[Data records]
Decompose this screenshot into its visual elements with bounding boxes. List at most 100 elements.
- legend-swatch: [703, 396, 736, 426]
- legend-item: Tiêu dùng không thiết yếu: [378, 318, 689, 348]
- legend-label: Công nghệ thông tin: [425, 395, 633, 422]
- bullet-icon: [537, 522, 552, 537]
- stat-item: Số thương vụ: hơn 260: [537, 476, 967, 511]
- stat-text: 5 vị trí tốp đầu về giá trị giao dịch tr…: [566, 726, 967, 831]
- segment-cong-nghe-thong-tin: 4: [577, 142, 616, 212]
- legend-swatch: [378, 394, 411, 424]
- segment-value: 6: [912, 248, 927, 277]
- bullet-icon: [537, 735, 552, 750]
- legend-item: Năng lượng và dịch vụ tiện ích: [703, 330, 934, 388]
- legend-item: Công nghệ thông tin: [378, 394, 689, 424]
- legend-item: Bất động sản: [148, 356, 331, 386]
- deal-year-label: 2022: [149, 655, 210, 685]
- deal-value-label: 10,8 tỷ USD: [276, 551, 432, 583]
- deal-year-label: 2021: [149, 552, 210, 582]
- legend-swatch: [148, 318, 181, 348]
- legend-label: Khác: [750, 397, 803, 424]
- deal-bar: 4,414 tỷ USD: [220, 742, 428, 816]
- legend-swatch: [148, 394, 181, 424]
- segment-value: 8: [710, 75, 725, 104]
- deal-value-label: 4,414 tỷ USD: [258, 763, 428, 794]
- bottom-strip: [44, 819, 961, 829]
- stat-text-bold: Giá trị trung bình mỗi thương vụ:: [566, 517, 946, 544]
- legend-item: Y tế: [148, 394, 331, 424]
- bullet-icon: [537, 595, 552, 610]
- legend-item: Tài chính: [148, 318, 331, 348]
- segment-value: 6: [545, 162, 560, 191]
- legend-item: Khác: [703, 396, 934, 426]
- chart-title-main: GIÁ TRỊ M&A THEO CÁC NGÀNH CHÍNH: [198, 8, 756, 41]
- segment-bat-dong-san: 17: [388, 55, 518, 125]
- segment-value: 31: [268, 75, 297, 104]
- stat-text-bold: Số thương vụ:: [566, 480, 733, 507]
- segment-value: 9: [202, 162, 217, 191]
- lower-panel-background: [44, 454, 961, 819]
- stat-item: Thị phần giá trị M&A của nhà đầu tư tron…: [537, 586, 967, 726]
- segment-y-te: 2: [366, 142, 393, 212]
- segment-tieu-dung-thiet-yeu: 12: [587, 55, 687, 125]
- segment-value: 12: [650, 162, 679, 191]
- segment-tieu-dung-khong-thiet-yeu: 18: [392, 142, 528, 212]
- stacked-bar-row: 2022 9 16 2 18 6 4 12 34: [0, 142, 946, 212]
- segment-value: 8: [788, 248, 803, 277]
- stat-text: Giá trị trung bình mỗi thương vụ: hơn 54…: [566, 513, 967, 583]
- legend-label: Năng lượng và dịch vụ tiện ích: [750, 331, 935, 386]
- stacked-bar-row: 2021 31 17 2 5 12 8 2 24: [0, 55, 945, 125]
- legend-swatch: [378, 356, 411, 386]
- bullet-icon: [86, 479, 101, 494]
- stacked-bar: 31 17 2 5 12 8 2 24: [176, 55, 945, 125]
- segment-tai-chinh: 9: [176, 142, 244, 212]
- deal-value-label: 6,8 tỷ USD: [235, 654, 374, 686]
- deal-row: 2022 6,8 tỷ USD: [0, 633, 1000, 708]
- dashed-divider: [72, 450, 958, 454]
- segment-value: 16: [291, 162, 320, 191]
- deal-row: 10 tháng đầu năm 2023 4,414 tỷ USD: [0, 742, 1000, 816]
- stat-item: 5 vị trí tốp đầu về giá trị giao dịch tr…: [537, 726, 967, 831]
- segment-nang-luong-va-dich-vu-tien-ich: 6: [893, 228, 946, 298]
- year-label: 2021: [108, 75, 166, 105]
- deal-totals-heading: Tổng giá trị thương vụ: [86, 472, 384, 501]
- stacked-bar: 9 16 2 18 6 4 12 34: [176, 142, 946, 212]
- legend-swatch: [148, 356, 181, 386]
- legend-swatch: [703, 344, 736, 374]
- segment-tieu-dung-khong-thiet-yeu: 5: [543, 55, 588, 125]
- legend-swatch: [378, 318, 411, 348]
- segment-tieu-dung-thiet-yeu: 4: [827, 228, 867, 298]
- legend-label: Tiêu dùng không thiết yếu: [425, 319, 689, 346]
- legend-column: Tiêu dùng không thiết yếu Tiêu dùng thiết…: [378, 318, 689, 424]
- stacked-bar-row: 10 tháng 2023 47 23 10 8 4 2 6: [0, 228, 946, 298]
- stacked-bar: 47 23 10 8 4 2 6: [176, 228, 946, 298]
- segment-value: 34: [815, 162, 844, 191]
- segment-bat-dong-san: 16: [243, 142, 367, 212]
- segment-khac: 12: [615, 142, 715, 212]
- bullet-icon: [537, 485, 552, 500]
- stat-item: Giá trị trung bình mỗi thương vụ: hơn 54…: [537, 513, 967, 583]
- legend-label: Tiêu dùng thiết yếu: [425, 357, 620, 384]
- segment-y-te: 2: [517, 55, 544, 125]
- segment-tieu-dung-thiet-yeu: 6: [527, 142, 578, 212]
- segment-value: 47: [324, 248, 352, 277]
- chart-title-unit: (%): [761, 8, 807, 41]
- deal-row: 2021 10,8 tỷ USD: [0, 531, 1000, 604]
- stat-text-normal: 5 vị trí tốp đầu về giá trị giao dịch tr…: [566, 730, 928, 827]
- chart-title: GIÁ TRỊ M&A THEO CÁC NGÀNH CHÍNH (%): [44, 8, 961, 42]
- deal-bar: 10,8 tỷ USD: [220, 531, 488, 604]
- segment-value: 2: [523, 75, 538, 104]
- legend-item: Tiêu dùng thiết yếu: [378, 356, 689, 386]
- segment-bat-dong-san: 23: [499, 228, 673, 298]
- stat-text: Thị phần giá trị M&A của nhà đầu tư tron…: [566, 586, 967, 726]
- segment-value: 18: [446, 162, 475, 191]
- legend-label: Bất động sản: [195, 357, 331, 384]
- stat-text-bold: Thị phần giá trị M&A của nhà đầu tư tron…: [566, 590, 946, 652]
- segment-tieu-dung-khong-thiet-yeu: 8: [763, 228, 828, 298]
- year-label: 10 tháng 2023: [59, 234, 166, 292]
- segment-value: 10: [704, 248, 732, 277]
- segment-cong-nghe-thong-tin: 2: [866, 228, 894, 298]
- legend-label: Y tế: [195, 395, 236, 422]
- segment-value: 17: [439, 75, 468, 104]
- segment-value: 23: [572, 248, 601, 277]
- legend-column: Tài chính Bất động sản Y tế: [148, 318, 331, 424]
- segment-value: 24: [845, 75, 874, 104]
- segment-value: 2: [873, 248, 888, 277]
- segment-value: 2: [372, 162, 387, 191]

[Set task] Print the material line for line without any change, starting with its first line and going on through the line that contains "- segment-cong-nghe-thong-tin: 4: [577, 142, 616, 212]", both ends included.

[Response to the task]
Decompose this screenshot into its visual elements with bounding boxes. List at most 100 elements.
- legend-swatch: [703, 396, 736, 426]
- legend-item: Tiêu dùng không thiết yếu: [378, 318, 689, 348]
- legend-label: Công nghệ thông tin: [425, 395, 633, 422]
- bullet-icon: [537, 522, 552, 537]
- stat-item: Số thương vụ: hơn 260: [537, 476, 967, 511]
- stat-text: 5 vị trí tốp đầu về giá trị giao dịch tr…: [566, 726, 967, 831]
- segment-cong-nghe-thong-tin: 4: [577, 142, 616, 212]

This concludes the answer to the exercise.